**TASK DESCRIPTION:** Copy the entries below exactly. Images do not belong in the copy.

**ITEMS:**

◆ ◆ ◆

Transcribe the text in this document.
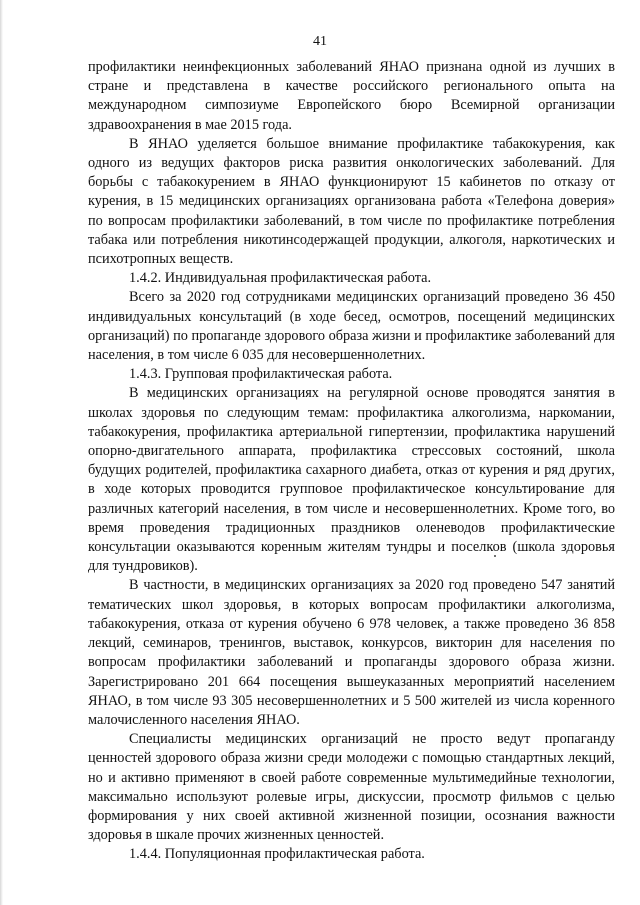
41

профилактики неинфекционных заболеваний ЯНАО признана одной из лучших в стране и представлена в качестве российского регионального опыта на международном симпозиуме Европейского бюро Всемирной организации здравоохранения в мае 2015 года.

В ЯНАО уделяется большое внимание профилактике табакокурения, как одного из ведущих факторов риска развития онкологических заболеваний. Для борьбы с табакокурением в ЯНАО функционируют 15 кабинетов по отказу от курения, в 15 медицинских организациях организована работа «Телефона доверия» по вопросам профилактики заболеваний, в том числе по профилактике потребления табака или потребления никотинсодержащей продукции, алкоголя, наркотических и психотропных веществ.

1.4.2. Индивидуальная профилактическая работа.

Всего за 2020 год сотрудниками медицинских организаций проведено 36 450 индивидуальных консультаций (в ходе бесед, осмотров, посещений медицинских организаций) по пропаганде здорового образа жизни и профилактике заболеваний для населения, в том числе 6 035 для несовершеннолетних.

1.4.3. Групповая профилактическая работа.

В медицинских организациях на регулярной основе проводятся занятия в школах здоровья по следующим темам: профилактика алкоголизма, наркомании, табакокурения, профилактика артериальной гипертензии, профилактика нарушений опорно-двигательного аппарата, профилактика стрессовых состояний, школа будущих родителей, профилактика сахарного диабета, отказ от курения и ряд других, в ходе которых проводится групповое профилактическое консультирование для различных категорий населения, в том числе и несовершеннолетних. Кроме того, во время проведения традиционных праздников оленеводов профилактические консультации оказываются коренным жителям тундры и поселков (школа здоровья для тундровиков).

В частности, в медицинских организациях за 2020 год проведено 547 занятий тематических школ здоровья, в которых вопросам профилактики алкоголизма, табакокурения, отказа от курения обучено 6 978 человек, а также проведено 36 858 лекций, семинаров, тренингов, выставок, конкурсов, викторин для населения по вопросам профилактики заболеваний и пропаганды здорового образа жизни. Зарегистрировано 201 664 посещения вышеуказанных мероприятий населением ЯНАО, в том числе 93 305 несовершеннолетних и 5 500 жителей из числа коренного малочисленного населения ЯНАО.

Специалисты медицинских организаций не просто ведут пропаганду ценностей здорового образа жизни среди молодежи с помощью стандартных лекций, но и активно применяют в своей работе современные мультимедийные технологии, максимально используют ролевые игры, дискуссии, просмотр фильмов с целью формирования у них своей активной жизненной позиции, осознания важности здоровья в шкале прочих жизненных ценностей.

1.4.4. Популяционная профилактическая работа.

◆ ◆ ◆

**ANSWER BELOW:**
Transcribe the text in this document.
41

профилактики неинфекционных заболеваний ЯНАО признана одной из лучших в стране и представлена в качестве российского регионального опыта на международном симпозиуме Европейского бюро Всемирной организации здравоохранения в мае 2015 года.

В ЯНАО уделяется большое внимание профилактике табакокурения, как одного из ведущих факторов риска развития онкологических заболеваний. Для борьбы с табакокурением в ЯНАО функционируют 15 кабинетов по отказу от курения, в 15 медицинских организациях организована работа «Телефона доверия» по вопросам профилактики заболеваний, в том числе по профилактике потребления табака или потребления никотинсодержащей продукции, алкоголя, наркотических и психотропных веществ.

1.4.2. Индивидуальная профилактическая работа.

Всего за 2020 год сотрудниками медицинских организаций проведено 36 450 индивидуальных консультаций (в ходе бесед, осмотров, посещений медицинских организаций) по пропаганде здорового образа жизни и профилактике заболеваний для населения, в том числе 6 035 для несовершеннолетних.

1.4.3. Групповая профилактическая работа.

В медицинских организациях на регулярной основе проводятся занятия в школах здоровья по следующим темам: профилактика алкоголизма, наркомании, табакокурения, профилактика артериальной гипертензии, профилактика нарушений опорно-двигательного аппарата, профилактика стрессовых состояний, школа будущих родителей, профилактика сахарного диабета, отказ от курения и ряд других, в ходе которых проводится групповое профилактическое консультирование для различных категорий населения, в том числе и несовершеннолетних. Кроме того, во время проведения традиционных праздников оленеводов профилактические консультации оказываются коренным жителям тундры и поселков (школа здоровья для тундровиков).

В частности, в медицинских организациях за 2020 год проведено 547 занятий тематических школ здоровья, в которых вопросам профилактики алкоголизма, табакокурения, отказа от курения обучено 6 978 человек, а также проведено 36 858 лекций, семинаров, тренингов, выставок, конкурсов, викторин для населения по вопросам профилактики заболеваний и пропаганды здорового образа жизни. Зарегистрировано 201 664 посещения вышеуказанных мероприятий населением ЯНАО, в том числе 93 305 несовершеннолетних и 5 500 жителей из числа коренного малочисленного населения ЯНАО.

Специалисты медицинских организаций не просто ведут пропаганду ценностей здорового образа жизни среди молодежи с помощью стандартных лекций, но и активно применяют в своей работе современные мультимедийные технологии, максимально используют ролевые игры, дискуссии, просмотр фильмов с целью формирования у них своей активной жизненной позиции, осознания важности здоровья в шкале прочих жизненных ценностей.

1.4.4. Популяционная профилактическая работа.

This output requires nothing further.